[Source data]
•••••

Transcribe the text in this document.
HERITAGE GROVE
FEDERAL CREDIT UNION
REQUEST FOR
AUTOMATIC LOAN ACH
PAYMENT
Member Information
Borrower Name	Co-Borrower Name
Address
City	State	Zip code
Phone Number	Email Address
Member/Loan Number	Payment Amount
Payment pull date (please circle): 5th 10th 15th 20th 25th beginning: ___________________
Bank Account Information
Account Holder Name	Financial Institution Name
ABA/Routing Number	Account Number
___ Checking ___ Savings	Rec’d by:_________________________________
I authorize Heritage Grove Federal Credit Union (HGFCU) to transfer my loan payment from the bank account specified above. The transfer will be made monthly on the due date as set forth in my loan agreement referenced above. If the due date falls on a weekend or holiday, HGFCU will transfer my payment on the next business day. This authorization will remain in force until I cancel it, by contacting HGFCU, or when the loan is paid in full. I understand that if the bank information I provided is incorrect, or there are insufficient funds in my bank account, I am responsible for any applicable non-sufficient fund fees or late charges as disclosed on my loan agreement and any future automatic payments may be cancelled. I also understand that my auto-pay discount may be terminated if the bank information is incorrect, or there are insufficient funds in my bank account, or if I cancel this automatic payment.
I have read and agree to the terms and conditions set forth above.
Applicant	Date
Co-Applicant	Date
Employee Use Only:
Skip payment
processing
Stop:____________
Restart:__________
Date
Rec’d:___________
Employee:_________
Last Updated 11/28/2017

•••••

Retype the whole listing above exactly.

Transcribe the text in this document.
HERITAGE GROVE
FEDERAL CREDIT UNION
REQUEST FOR
AUTOMATIC LOAN ACH
PAYMENT
Member Information
Borrower Name	Co-Borrower Name
Address
City	State	Zip code
Phone Number	Email Address
Member/Loan Number	Payment Amount
Payment pull date (please circle): 5th 10th 15th 20th 25th beginning: ___________________
Bank Account Information
Account Holder Name	Financial Institution Name
ABA/Routing Number	Account Number
___ Checking ___ Savings	Rec’d by:_________________________________
I authorize Heritage Grove Federal Credit Union (HGFCU) to transfer my loan payment from the bank account specified above. The transfer will be made monthly on the due date as set forth in my loan agreement referenced above. If the due date falls on a weekend or holiday, HGFCU will transfer my payment on the next business day. This authorization will remain in force until I cancel it, by contacting HGFCU, or when the loan is paid in full. I understand that if the bank information I provided is incorrect, or there are insufficient funds in my bank account, I am responsible for any applicable non-sufficient fund fees or late charges as disclosed on my loan agreement and any future automatic payments may be cancelled. I also understand that my auto-pay discount may be terminated if the bank information is incorrect, or there are insufficient funds in my bank account, or if I cancel this automatic payment.
I have read and agree to the terms and conditions set forth above.
Applicant	Date
Co-Applicant	Date
Employee Use Only:
Skip payment
processing
Stop:____________
Restart:__________
Date
Rec’d:___________
Employee:_________
Last Updated 11/28/2017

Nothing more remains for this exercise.